THE TASK
Go through the lines below. Copy those with "dssr".

Collected data

+ + +

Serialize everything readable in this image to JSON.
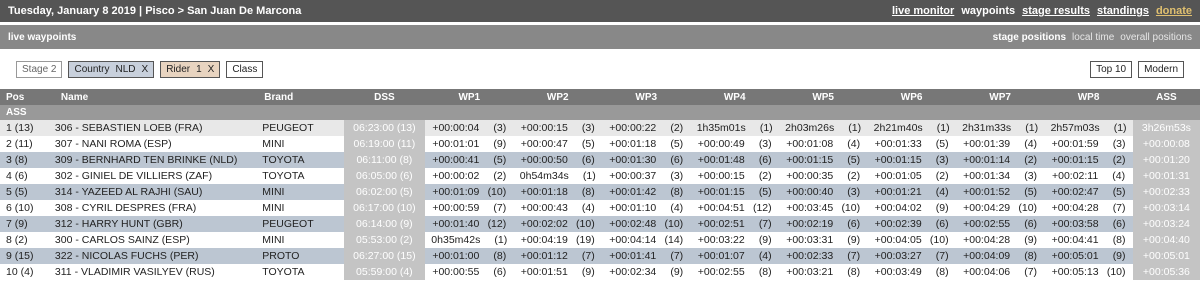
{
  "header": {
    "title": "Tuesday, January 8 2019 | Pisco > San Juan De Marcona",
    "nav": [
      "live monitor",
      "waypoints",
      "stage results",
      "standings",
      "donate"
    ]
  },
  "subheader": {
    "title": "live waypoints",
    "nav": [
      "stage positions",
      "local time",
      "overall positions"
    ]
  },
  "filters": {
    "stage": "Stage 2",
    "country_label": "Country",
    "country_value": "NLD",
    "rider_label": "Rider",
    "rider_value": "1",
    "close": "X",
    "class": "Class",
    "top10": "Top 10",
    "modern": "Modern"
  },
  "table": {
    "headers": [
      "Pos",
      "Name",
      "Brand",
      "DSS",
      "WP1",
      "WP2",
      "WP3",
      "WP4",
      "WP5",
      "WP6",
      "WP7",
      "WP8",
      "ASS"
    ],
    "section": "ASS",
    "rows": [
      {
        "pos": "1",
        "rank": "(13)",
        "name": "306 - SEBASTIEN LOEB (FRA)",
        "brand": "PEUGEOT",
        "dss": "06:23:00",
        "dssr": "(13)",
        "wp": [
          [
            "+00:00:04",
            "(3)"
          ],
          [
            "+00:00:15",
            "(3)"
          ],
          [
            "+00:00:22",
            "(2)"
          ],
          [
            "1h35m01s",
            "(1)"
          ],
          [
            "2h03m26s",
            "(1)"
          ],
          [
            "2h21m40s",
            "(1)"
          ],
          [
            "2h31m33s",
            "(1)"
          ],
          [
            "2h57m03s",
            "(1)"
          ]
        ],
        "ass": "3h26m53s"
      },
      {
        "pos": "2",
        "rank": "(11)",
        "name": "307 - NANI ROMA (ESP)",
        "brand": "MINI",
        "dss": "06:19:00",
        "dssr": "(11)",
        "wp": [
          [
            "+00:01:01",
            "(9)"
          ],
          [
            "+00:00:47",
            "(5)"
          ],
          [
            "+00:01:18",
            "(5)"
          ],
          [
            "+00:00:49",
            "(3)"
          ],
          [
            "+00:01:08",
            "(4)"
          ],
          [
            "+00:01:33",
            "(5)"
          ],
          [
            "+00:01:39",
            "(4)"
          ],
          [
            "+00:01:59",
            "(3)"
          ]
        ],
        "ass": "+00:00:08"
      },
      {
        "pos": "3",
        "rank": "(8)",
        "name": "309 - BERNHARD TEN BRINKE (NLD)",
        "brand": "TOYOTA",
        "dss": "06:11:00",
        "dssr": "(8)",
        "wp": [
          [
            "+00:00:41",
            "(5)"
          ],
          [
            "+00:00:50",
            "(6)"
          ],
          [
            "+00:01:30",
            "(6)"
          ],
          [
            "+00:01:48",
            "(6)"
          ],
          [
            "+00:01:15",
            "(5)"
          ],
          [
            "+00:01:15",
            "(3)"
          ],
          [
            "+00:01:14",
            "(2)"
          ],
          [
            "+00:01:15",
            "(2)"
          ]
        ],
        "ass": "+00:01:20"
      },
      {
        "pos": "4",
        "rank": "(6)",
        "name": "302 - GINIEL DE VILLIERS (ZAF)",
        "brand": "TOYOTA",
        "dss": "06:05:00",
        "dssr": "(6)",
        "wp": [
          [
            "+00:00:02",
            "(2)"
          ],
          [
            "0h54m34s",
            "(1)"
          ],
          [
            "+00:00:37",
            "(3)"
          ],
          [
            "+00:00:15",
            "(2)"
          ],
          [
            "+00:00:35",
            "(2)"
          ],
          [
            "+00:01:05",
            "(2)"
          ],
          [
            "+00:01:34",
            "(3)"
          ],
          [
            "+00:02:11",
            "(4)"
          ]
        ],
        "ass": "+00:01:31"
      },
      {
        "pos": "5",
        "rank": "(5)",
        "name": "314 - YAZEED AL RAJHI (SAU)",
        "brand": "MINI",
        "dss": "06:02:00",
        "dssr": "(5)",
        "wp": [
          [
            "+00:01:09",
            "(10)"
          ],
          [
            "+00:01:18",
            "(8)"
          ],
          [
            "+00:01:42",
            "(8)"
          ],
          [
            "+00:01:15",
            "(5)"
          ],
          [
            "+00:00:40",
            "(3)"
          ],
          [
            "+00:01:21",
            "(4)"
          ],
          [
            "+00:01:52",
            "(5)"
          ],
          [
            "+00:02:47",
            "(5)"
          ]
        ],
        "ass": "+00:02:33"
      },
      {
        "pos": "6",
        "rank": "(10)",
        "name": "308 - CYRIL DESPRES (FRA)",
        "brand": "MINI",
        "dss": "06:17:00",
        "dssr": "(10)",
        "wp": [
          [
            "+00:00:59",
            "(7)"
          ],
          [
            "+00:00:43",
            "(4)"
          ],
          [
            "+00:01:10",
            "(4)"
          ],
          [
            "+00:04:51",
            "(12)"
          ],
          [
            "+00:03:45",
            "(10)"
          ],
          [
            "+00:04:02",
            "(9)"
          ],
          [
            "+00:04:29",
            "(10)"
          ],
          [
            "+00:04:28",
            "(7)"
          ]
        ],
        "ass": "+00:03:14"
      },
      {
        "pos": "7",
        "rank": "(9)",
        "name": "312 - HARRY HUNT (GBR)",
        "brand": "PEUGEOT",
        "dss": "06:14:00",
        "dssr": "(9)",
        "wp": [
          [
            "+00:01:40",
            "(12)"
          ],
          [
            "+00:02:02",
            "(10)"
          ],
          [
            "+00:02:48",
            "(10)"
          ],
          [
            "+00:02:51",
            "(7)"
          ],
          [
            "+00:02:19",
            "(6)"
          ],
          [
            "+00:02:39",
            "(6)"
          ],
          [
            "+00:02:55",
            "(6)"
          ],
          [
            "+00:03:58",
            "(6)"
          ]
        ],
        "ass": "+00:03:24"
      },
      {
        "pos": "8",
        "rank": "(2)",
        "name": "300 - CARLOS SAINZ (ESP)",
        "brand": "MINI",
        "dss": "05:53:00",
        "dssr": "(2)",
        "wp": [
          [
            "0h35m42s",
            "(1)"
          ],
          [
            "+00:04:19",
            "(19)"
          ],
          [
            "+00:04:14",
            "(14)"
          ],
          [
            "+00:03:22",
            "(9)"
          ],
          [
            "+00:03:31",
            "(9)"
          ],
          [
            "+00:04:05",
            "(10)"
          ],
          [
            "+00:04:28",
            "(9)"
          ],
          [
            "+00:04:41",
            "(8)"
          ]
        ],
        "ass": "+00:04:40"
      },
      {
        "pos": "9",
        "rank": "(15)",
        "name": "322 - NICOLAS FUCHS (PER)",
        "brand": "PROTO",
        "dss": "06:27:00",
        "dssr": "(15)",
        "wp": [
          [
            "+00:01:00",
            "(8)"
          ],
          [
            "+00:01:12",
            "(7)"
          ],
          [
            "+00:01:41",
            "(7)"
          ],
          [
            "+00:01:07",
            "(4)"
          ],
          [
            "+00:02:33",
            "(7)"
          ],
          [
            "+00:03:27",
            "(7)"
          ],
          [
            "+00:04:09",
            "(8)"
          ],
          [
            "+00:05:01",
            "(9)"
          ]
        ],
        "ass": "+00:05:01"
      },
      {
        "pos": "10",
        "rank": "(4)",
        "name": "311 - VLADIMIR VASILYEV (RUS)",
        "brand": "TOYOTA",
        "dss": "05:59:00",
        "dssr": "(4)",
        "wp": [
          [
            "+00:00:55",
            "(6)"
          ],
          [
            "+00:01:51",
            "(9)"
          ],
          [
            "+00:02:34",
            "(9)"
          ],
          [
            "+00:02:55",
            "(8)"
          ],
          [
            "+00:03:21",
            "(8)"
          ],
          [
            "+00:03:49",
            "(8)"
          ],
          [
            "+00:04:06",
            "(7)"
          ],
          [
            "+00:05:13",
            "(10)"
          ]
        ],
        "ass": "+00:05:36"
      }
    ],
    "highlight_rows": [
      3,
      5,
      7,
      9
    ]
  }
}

+ + +

THE SOLUTION
        "dssr": "(13)",
        "dssr": "(11)",
        "dssr": "(8)",
        "dssr": "(6)",
        "dssr": "(5)",
        "dssr": "(10)",
        "dssr": "(9)",
        "dssr": "(2)",
        "dssr": "(15)",
        "dssr": "(4)",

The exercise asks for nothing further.